Start of Task input
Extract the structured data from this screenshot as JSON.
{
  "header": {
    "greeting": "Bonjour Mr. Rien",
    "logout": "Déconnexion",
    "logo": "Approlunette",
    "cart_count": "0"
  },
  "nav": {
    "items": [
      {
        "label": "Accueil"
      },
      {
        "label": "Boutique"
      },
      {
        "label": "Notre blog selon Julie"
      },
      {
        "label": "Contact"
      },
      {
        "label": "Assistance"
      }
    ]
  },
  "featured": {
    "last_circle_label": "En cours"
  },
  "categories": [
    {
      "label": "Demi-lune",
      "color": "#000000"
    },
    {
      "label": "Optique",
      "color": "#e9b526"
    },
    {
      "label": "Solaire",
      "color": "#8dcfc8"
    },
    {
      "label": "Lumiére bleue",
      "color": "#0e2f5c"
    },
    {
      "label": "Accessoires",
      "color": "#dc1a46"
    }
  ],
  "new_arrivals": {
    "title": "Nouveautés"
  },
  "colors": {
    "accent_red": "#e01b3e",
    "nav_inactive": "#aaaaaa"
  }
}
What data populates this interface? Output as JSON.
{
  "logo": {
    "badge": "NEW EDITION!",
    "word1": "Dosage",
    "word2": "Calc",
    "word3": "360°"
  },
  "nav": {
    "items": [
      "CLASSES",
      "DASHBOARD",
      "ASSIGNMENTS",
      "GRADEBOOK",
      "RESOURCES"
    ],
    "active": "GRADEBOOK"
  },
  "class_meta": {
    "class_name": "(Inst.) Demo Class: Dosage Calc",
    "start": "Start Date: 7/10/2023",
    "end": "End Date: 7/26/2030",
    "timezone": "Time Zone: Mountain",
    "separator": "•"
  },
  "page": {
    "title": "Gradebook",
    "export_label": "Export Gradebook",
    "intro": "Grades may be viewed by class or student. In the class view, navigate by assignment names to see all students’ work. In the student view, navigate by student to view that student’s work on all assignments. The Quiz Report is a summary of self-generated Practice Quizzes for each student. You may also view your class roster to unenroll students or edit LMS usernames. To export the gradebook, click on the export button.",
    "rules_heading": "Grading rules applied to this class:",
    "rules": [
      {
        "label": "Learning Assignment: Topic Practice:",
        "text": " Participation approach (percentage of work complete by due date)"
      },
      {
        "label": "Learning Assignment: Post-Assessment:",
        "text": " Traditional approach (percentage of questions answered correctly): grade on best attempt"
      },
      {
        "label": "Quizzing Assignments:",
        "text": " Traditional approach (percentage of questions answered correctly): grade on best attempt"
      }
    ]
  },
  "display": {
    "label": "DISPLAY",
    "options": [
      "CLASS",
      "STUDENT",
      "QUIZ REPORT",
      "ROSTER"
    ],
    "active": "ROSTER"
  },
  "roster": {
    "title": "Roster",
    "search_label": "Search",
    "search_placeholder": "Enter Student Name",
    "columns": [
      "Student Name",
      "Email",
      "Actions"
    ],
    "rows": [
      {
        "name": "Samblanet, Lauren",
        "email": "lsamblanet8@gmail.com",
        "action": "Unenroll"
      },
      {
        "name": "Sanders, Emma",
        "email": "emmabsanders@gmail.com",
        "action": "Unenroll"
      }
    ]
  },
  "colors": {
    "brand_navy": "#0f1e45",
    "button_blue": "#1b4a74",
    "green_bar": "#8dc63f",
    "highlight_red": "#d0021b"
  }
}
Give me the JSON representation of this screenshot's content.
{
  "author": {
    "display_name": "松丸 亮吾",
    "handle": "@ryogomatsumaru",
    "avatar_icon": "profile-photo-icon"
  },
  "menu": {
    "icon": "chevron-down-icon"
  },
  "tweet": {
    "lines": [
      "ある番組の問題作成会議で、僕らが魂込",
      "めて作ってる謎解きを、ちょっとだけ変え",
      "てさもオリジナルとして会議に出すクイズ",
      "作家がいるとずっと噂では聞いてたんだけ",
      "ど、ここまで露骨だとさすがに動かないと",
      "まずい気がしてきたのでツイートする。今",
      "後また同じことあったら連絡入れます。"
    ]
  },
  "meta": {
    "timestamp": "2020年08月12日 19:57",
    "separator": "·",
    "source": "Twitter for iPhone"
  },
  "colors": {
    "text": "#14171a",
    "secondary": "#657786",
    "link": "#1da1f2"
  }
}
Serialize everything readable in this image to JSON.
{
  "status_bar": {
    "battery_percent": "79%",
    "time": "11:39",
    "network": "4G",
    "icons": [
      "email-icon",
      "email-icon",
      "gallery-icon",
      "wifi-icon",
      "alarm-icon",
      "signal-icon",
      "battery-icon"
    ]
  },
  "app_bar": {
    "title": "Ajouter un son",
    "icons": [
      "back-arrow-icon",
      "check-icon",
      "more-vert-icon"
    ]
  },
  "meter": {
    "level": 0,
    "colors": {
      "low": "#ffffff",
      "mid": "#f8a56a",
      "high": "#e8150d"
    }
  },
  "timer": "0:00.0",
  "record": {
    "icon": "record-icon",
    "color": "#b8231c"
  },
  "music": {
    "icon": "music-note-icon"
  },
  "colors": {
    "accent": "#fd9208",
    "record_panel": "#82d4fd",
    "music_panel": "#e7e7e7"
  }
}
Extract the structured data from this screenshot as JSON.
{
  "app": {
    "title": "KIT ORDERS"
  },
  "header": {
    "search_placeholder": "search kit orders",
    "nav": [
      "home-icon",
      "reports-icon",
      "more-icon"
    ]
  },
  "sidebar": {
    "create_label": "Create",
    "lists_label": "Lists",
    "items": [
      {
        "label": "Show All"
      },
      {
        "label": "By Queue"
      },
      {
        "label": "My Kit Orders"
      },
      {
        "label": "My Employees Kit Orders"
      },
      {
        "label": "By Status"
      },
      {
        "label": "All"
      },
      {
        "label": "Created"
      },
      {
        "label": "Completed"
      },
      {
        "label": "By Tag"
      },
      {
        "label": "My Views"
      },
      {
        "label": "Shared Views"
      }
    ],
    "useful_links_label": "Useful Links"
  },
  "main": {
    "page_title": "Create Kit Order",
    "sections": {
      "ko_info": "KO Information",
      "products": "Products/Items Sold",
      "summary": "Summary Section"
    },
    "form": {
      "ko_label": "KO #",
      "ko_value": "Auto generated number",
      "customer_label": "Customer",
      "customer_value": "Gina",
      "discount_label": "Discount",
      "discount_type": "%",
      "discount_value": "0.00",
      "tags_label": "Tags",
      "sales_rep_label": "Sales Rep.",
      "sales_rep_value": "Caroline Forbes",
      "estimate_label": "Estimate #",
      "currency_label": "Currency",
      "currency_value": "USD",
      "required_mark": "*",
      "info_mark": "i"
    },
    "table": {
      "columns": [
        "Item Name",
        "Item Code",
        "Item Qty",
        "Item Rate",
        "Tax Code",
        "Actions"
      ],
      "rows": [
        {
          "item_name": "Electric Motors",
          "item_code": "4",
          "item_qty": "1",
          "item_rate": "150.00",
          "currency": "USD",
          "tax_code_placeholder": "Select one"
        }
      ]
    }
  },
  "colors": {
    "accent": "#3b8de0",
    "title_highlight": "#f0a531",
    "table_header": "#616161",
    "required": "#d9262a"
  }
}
End of Task input
Brief >> Copy all the entries verbatim.

Response >>
Extract the structured data from this screenshot as JSON.
{
  "header": {
    "greeting": "Bonjour Mr. Rien",
    "logout": "Déconnexion",
    "logo": "Approlunette",
    "cart_count": "0"
  },
  "nav": {
    "items": [
      {
        "label": "Accueil"
      },
      {
        "label": "Boutique"
      },
      {
        "label": "Notre blog selon Julie"
      },
      {
        "label": "Contact"
      },
      {
        "label": "Assistance"
      }
    ]
  },
  "featured": {
    "last_circle_label": "En cours"
  },
  "categories": [
    {
      "label": "Demi-lune",
      "color": "#000000"
    },
    {
      "label": "Optique",
      "color": "#e9b526"
    },
    {
      "label": "Solaire",
      "color": "#8dcfc8"
    },
    {
      "label": "Lumiére bleue",
      "color": "#0e2f5c"
    },
    {
      "label": "Accessoires",
      "color": "#dc1a46"
    }
  ],
  "new_arrivals": {
    "title": "Nouveautés"
  },
  "colors": {
    "accent_red": "#e01b3e",
    "nav_inactive": "#aaaaaa"
  }
}
What data populates this interface? Output as JSON.
{
  "logo": {
    "badge": "NEW EDITION!",
    "word1": "Dosage",
    "word2": "Calc",
    "word3": "360°"
  },
  "nav": {
    "items": [
      "CLASSES",
      "DASHBOARD",
      "ASSIGNMENTS",
      "GRADEBOOK",
      "RESOURCES"
    ],
    "active": "GRADEBOOK"
  },
  "class_meta": {
    "class_name": "(Inst.) Demo Class: Dosage Calc",
    "start": "Start Date: 7/10/2023",
    "end": "End Date: 7/26/2030",
    "timezone": "Time Zone: Mountain",
    "separator": "•"
  },
  "page": {
    "title": "Gradebook",
    "export_label": "Export Gradebook",
    "intro": "Grades may be viewed by class or student. In the class view, navigate by assignment names to see all students’ work. In the student view, navigate by student to view that student’s work on all assignments. The Quiz Report is a summary of self-generated Practice Quizzes for each student. You may also view your class roster to unenroll students or edit LMS usernames. To export the gradebook, click on the export button.",
    "rules_heading": "Grading rules applied to this class:",
    "rules": [
      {
        "label": "Learning Assignment: Topic Practice:",
        "text": " Participation approach (percentage of work complete by due date)"
      },
      {
        "label": "Learning Assignment: Post-Assessment:",
        "text": " Traditional approach (percentage of questions answered correctly): grade on best attempt"
      },
      {
        "label": "Quizzing Assignments:",
        "text": " Traditional approach (percentage of questions answered correctly): grade on best attempt"
      }
    ]
  },
  "display": {
    "label": "DISPLAY",
    "options": [
      "CLASS",
      "STUDENT",
      "QUIZ REPORT",
      "ROSTER"
    ],
    "active": "ROSTER"
  },
  "roster": {
    "title": "Roster",
    "search_label": "Search",
    "search_placeholder": "Enter Student Name",
    "columns": [
      "Student Name",
      "Email",
      "Actions"
    ],
    "rows": [
      {
        "name": "Samblanet, Lauren",
        "email": "lsamblanet8@gmail.com",
        "action": "Unenroll"
      },
      {
        "name": "Sanders, Emma",
        "email": "emmabsanders@gmail.com",
        "action": "Unenroll"
      }
    ]
  },
  "colors": {
    "brand_navy": "#0f1e45",
    "button_blue": "#1b4a74",
    "green_bar": "#8dc63f",
    "highlight_red": "#d0021b"
  }
}
Give me the JSON representation of this screenshot's content.
{
  "author": {
    "display_name": "松丸 亮吾",
    "handle": "@ryogomatsumaru",
    "avatar_icon": "profile-photo-icon"
  },
  "menu": {
    "icon": "chevron-down-icon"
  },
  "tweet": {
    "lines": [
      "ある番組の問題作成会議で、僕らが魂込",
      "めて作ってる謎解きを、ちょっとだけ変え",
      "てさもオリジナルとして会議に出すクイズ",
      "作家がいるとずっと噂では聞いてたんだけ",
      "ど、ここまで露骨だとさすがに動かないと",
      "まずい気がしてきたのでツイートする。今",
      "後また同じことあったら連絡入れます。"
    ]
  },
  "meta": {
    "timestamp": "2020年08月12日 19:57",
    "separator": "·",
    "source": "Twitter for iPhone"
  },
  "colors": {
    "text": "#14171a",
    "secondary": "#657786",
    "link": "#1da1f2"
  }
}
Serialize everything readable in this image to JSON.
{
  "status_bar": {
    "battery_percent": "79%",
    "time": "11:39",
    "network": "4G",
    "icons": [
      "email-icon",
      "email-icon",
      "gallery-icon",
      "wifi-icon",
      "alarm-icon",
      "signal-icon",
      "battery-icon"
    ]
  },
  "app_bar": {
    "title": "Ajouter un son",
    "icons": [
      "back-arrow-icon",
      "check-icon",
      "more-vert-icon"
    ]
  },
  "meter": {
    "level": 0,
    "colors": {
      "low": "#ffffff",
      "mid": "#f8a56a",
      "high": "#e8150d"
    }
  },
  "timer": "0:00.0",
  "record": {
    "icon": "record-icon",
    "color": "#b8231c"
  },
  "music": {
    "icon": "music-note-icon"
  },
  "colors": {
    "accent": "#fd9208",
    "record_panel": "#82d4fd",
    "music_panel": "#e7e7e7"
  }
}
Extract the structured data from this screenshot as JSON.
{
  "app": {
    "title": "KIT ORDERS"
  },
  "header": {
    "search_placeholder": "search kit orders",
    "nav": [
      "home-icon",
      "reports-icon",
      "more-icon"
    ]
  },
  "sidebar": {
    "create_label": "Create",
    "lists_label": "Lists",
    "items": [
      {
        "label": "Show All"
      },
      {
        "label": "By Queue"
      },
      {
        "label": "My Kit Orders"
      },
      {
        "label": "My Employees Kit Orders"
      },
      {
        "label": "By Status"
      },
      {
        "label": "All"
      },
      {
        "label": "Created"
      },
      {
        "label": "Completed"
      },
      {
        "label": "By Tag"
      },
      {
        "label": "My Views"
      },
      {
        "label": "Shared Views"
      }
    ],
    "useful_links_label": "Useful Links"
  },
  "main": {
    "page_title": "Create Kit Order",
    "sections": {
      "ko_info": "KO Information",
      "products": "Products/Items Sold",
      "summary": "Summary Section"
    },
    "form": {
      "ko_label": "KO #",
      "ko_value": "Auto generated number",
      "customer_label": "Customer",
      "customer_value": "Gina",
      "discount_label": "Discount",
      "discount_type": "%",
      "discount_value": "0.00",
      "tags_label": "Tags",
      "sales_rep_label": "Sales Rep.",
      "sales_rep_value": "Caroline Forbes",
      "estimate_label": "Estimate #",
      "currency_label": "Currency",
      "currency_value": "USD",
      "required_mark": "*",
      "info_mark": "i"
    },
    "table": {
      "columns": [
        "Item Name",
        "Item Code",
        "Item Qty",
        "Item Rate",
        "Tax Code",
        "Actions"
      ],
      "rows": [
        {
          "item_name": "Electric Motors",
          "item_code": "4",
          "item_qty": "1",
          "item_rate": "150.00",
          "currency": "USD",
          "tax_code_placeholder": "Select one"
        }
      ]
    }
  },
  "colors": {
    "accent": "#3b8de0",
    "title_highlight": "#f0a531",
    "table_header": "#616161",
    "required": "#d9262a"
  }
}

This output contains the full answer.